* SHORT TASK *
All entries must be extracted exactly, with nothing added or dropped.

* INPUT ROWS *
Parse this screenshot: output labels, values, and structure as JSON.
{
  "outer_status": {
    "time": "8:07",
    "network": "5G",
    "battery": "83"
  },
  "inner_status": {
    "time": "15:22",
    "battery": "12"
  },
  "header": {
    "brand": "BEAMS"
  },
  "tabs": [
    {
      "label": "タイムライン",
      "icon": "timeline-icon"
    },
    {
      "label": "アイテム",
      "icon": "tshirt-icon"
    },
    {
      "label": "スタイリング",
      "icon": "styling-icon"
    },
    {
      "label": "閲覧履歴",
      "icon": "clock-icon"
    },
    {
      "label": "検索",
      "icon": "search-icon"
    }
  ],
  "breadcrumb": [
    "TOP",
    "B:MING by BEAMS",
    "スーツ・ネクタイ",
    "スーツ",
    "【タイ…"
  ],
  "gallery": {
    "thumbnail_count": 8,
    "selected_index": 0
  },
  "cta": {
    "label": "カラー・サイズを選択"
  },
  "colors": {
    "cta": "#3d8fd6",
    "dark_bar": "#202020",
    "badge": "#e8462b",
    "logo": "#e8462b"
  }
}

* FULL SOLUTION *
Parse this screenshot: output labels, values, and structure as JSON.
{
  "outer_status": {
    "time": "8:07",
    "network": "5G",
    "battery": "83"
  },
  "inner_status": {
    "time": "15:22",
    "battery": "12"
  },
  "header": {
    "brand": "BEAMS"
  },
  "tabs": [
    {
      "label": "タイムライン",
      "icon": "timeline-icon"
    },
    {
      "label": "アイテム",
      "icon": "tshirt-icon"
    },
    {
      "label": "スタイリング",
      "icon": "styling-icon"
    },
    {
      "label": "閲覧履歴",
      "icon": "clock-icon"
    },
    {
      "label": "検索",
      "icon": "search-icon"
    }
  ],
  "breadcrumb": [
    "TOP",
    "B:MING by BEAMS",
    "スーツ・ネクタイ",
    "スーツ",
    "【タイ…"
  ],
  "gallery": {
    "thumbnail_count": 8,
    "selected_index": 0
  },
  "cta": {
    "label": "カラー・サイズを選択"
  },
  "colors": {
    "cta": "#3d8fd6",
    "dark_bar": "#202020",
    "badge": "#e8462b",
    "logo": "#e8462b"
  }
}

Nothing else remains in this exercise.